What this task involves:
Every record below should be written out exactly; pictures stay out.

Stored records

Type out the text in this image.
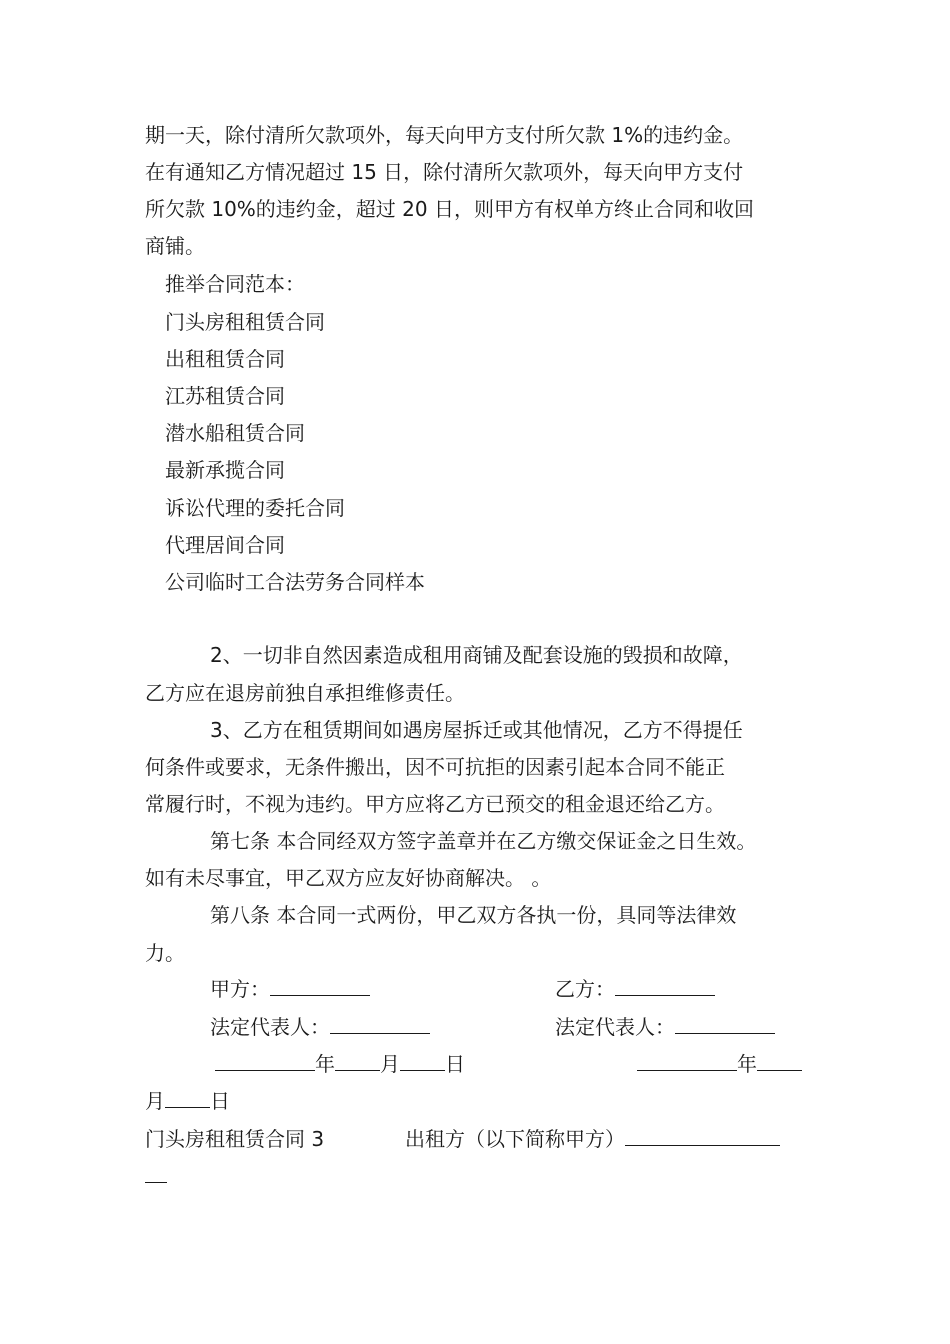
期一天，除付清所欠款项外，每天向甲方支付所欠款 1%的违约金。
在有通知乙方情况超过 15 日，除付清所欠款项外，每天向甲方支付
所欠款 10%的违约金，超过 20 日，则甲方有权单方终止合同和收回
商铺。
推举合同范本：
门头房租租赁合同
出租租赁合同
江苏租赁合同
潜水船租赁合同
最新承揽合同
诉讼代理的委托合同
代理居间合同
公司临时工合法劳务合同样本
2、一切非自然因素造成租用商铺及配套设施的毁损和故障，
乙方应在退房前独自承担维修责任。
3、乙方在租赁期间如遇房屋拆迁或其他情况，乙方不得提任
何条件或要求，无条件搬出，因不可抗拒的因素引起本合同不能正
常履行时，不视为违约。甲方应将乙方已预交的租金退还给乙方。
第七条 本合同经双方签字盖章并在乙方缴交保证金之日生效。
如有未尽事宜，甲乙双方应友好协商解决。 。
第八条 本合同一式两份，甲乙双方各执一份，具同等法律效
力。
甲方：	乙方：
法定代表人：	法定代表人：
年 月 日	年
月 日
门头房租租赁合同 3	出租方（以下简称甲方）
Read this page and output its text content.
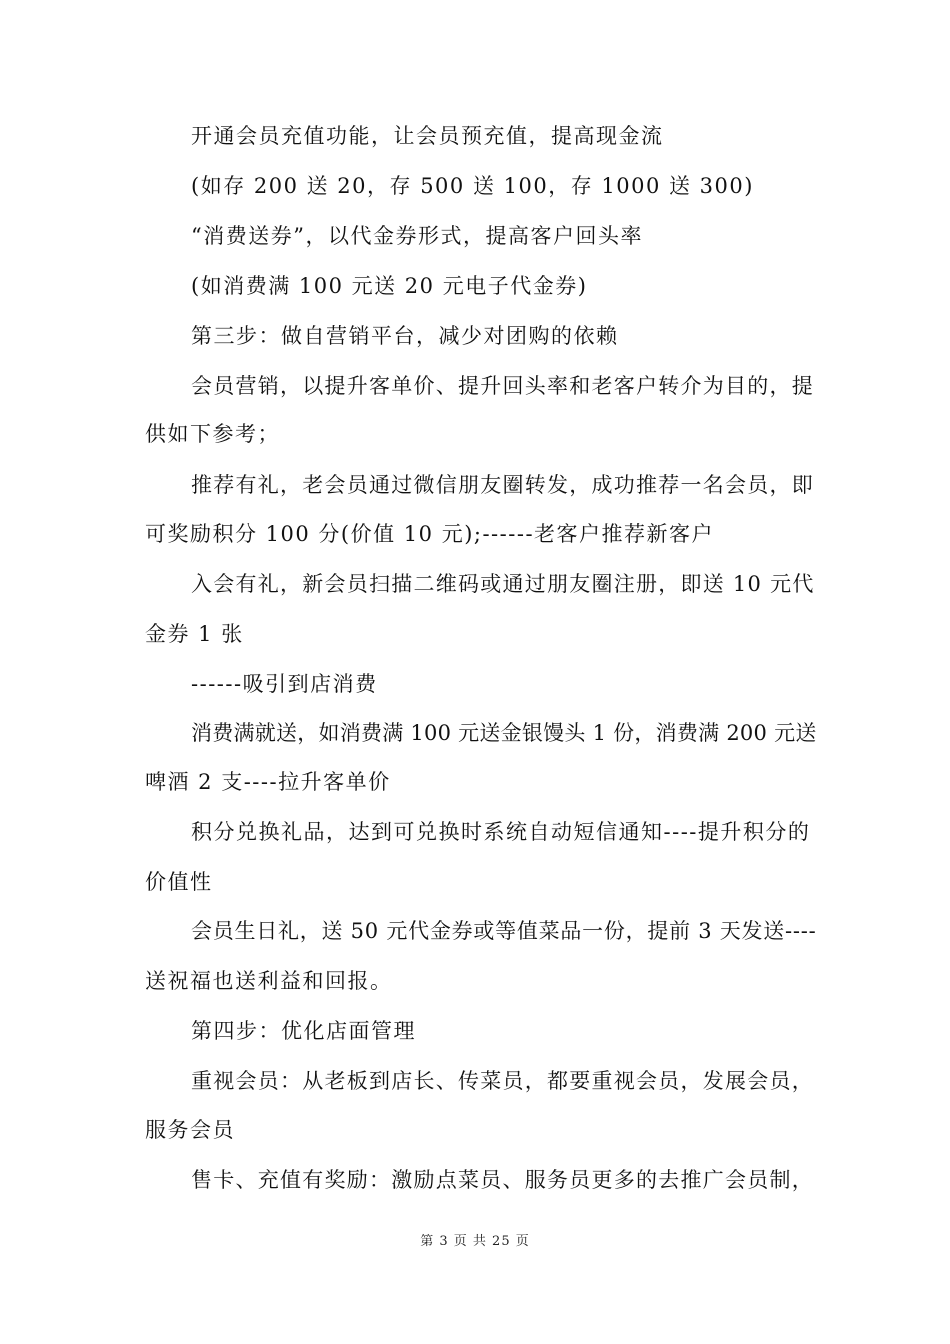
开通会员充值功能，让会员预充值，提高现金流
(如存 200 送 20，存 500 送 100，存 1000 送 300)
“消费送券”，以代金券形式，提高客户回头率
(如消费满 100 元送 20 元电子代金券)
第三步：做自营销平台，减少对团购的依赖
会员营销，以提升客单价、提升回头率和老客户转介为目的，提
供如下参考；
推荐有礼，老会员通过微信朋友圈转发，成功推荐一名会员，即
可奖励积分 100 分(价值 10 元);------老客户推荐新客户
入会有礼，新会员扫描二维码或通过朋友圈注册，即送 10 元代
金券 1 张
------吸引到店消费
消费满就送，如消费满 100 元送金银馒头 1 份，消费满 200 元送
啤酒 2 支----拉升客单价
积分兑换礼品，达到可兑换时系统自动短信通知----提升积分的
价值性
会员生日礼，送 50 元代金券或等值菜品一份，提前 3 天发送----
送祝福也送利益和回报。
第四步：优化店面管理
重视会员：从老板到店长、传菜员，都要重视会员，发展会员，
服务会员
售卡、充值有奖励：激励点菜员、服务员更多的去推广会员制，
第 3 页 共 25 页
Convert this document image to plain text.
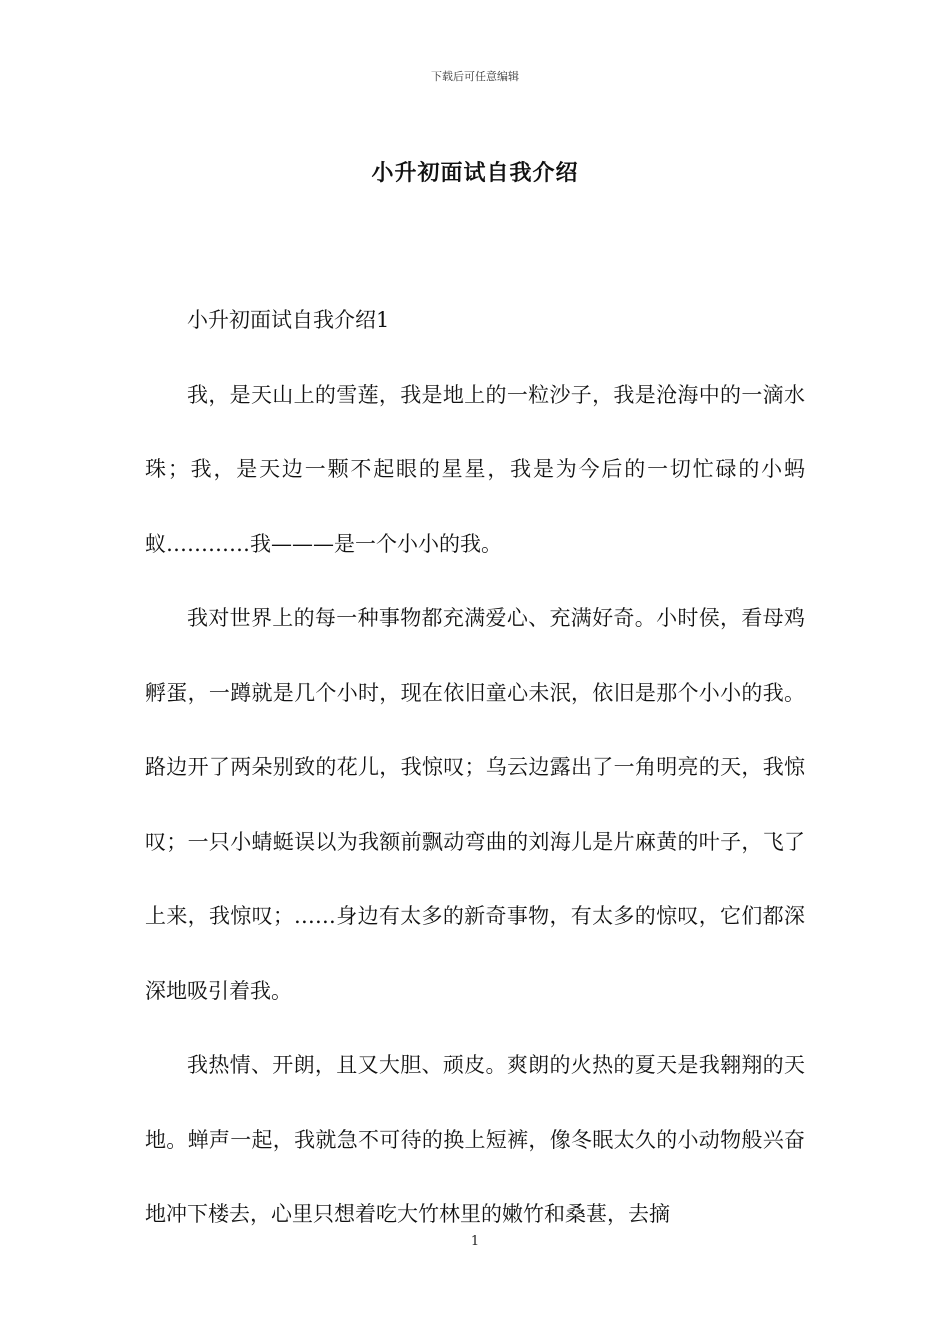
下载后可任意编辑
小升初面试自我介绍

小升初面试自我介绍1

我，是天山上的雪莲，我是地上的一粒沙子，我是沧海中的一滴水珠；我，是天边一颗不起眼的星星，我是为今后的一切忙碌的小蚂蚁…………我———是一个小小的我。

我对世界上的每一种事物都充满爱心、充满好奇。小时侯，看母鸡孵蛋，一蹲就是几个小时，现在依旧童心未泯，依旧是那个小小的我。路边开了两朵别致的花儿，我惊叹；乌云边露出了一角明亮的天，我惊叹；一只小蜻蜓误以为我额前飘动弯曲的刘海儿是片麻黄的叶子，飞了上来，我惊叹；……身边有太多的新奇事物，有太多的惊叹，它们都深深地吸引着我。

我热情、开朗，且又大胆、顽皮。爽朗的火热的夏天是我翱翔的天地。蝉声一起，我就急不可待的换上短裤，像冬眠太久的小动物般兴奋地冲下楼去，心里只想着吃大竹林里的嫩竹和桑葚，去摘

1
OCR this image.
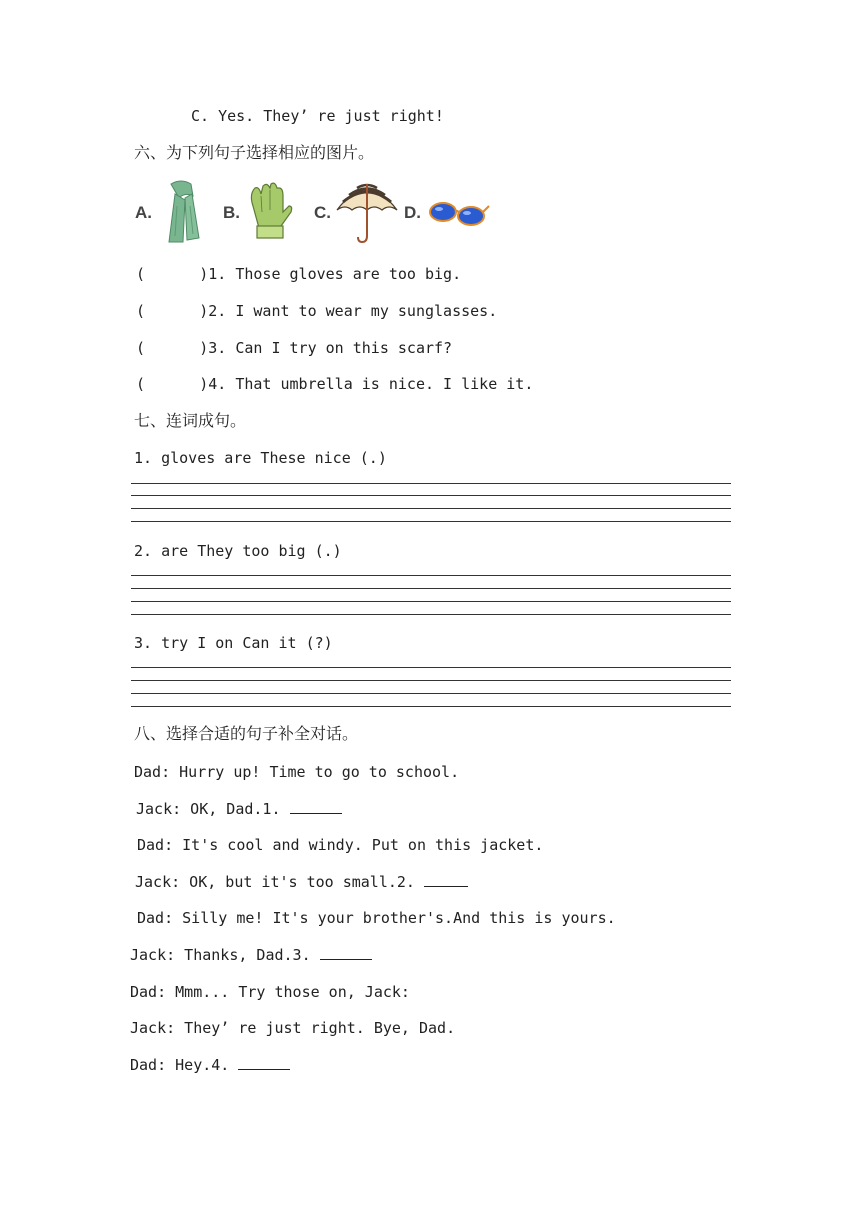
C. Yes. They’ re just right!
六、为下列句子选择相应的图片。
A.	B.	C.	D.
(      )1. Those gloves are too big.
(      )2. I want to wear my sunglasses.
(      )3. Can I try on this scarf?
(      )4. That umbrella is nice. I like it.
七、连词成句。
1. gloves are These nice (.)
2. are They too big (.)
3. try I on Can it (?)
八、选择合适的句子补全对话。
Dad: Hurry up! Time to go to school.
Jack: OK, Dad.1.
Dad: It's cool and windy. Put on this jacket.
Jack: OK, but it's too small.2.
Dad: Silly me! It's your brother's.And this is yours.
Jack: Thanks, Dad.3.
Dad: Mmm... Try those on, Jack:
Jack: They’ re just right. Bye, Dad.
Dad: Hey.4.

Solution:
Type out the text in this image.
期一天，除付清所欠款项外，每天向甲方支付所欠款 1%的违约金。
在有通知乙方情况超过 15 日，除付清所欠款项外，每天向甲方支付
所欠款 10%的违约金，超过 20 日，则甲方有权单方终止合同和收回
商铺。
推举合同范本：
门头房租租赁合同
出租租赁合同
江苏租赁合同
潜水船租赁合同
最新承揽合同
诉讼代理的委托合同
代理居间合同
公司临时工合法劳务合同样本
2、一切非自然因素造成租用商铺及配套设施的毁损和故障，
乙方应在退房前独自承担维修责任。
3、乙方在租赁期间如遇房屋拆迁或其他情况，乙方不得提任
何条件或要求，无条件搬出，因不可抗拒的因素引起本合同不能正
常履行时，不视为违约。甲方应将乙方已预交的租金退还给乙方。
第七条 本合同经双方签字盖章并在乙方缴交保证金之日生效。
如有未尽事宜，甲乙双方应友好协商解决。 。
第八条 本合同一式两份，甲乙双方各执一份，具同等法律效
力。
甲方：	乙方：
法定代表人：	法定代表人：
年 月 日	年
月 日
门头房租租赁合同 3	出租方（以下简称甲方）
Read this page and output its text content.
开通会员充值功能，让会员预充值，提高现金流
(如存 200 送 20，存 500 送 100，存 1000 送 300)
“消费送券”，以代金券形式，提高客户回头率
(如消费满 100 元送 20 元电子代金券)
第三步：做自营销平台，减少对团购的依赖
会员营销，以提升客单价、提升回头率和老客户转介为目的，提
供如下参考；
推荐有礼，老会员通过微信朋友圈转发，成功推荐一名会员，即
可奖励积分 100 分(价值 10 元);------老客户推荐新客户
入会有礼，新会员扫描二维码或通过朋友圈注册，即送 10 元代
金券 1 张
------吸引到店消费
消费满就送，如消费满 100 元送金银馒头 1 份，消费满 200 元送
啤酒 2 支----拉升客单价
积分兑换礼品，达到可兑换时系统自动短信通知----提升积分的
价值性
会员生日礼，送 50 元代金券或等值菜品一份，提前 3 天发送----
送祝福也送利益和回报。
第四步：优化店面管理
重视会员：从老板到店长、传菜员，都要重视会员，发展会员，
服务会员
售卡、充值有奖励：激励点菜员、服务员更多的去推广会员制，
第 3 页 共 25 页
Convert this document image to plain text.
下载后可任意编辑
小升初面试自我介绍

小升初面试自我介绍1

我，是天山上的雪莲，我是地上的一粒沙子，我是沧海中的一滴水珠；我，是天边一颗不起眼的星星，我是为今后的一切忙碌的小蚂蚁…………我———是一个小小的我。

我对世界上的每一种事物都充满爱心、充满好奇。小时侯，看母鸡孵蛋，一蹲就是几个小时，现在依旧童心未泯，依旧是那个小小的我。路边开了两朵别致的花儿，我惊叹；乌云边露出了一角明亮的天，我惊叹；一只小蜻蜓误以为我额前飘动弯曲的刘海儿是片麻黄的叶子，飞了上来，我惊叹；……身边有太多的新奇事物，有太多的惊叹，它们都深深地吸引着我。

我热情、开朗，且又大胆、顽皮。爽朗的火热的夏天是我翱翔的天地。蝉声一起，我就急不可待的换上短裤，像冬眠太久的小动物般兴奋地冲下楼去，心里只想着吃大竹林里的嫩竹和桑葚，去摘

1
OCR this image.
C. Yes. They’ re just right!
六、为下列句子选择相应的图片。
A.	B.	C.	D.
(      )1. Those gloves are too big.
(      )2. I want to wear my sunglasses.
(      )3. Can I try on this scarf?
(      )4. That umbrella is nice. I like it.
七、连词成句。
1. gloves are These nice (.)
2. are They too big (.)
3. try I on Can it (?)
八、选择合适的句子补全对话。
Dad: Hurry up! Time to go to school.
Jack: OK, Dad.1.
Dad: It's cool and windy. Put on this jacket.
Jack: OK, but it's too small.2.
Dad: Silly me! It's your brother's.And this is yours.
Jack: Thanks, Dad.3.
Dad: Mmm... Try those on, Jack:
Jack: They’ re just right. Bye, Dad.
Dad: Hey.4.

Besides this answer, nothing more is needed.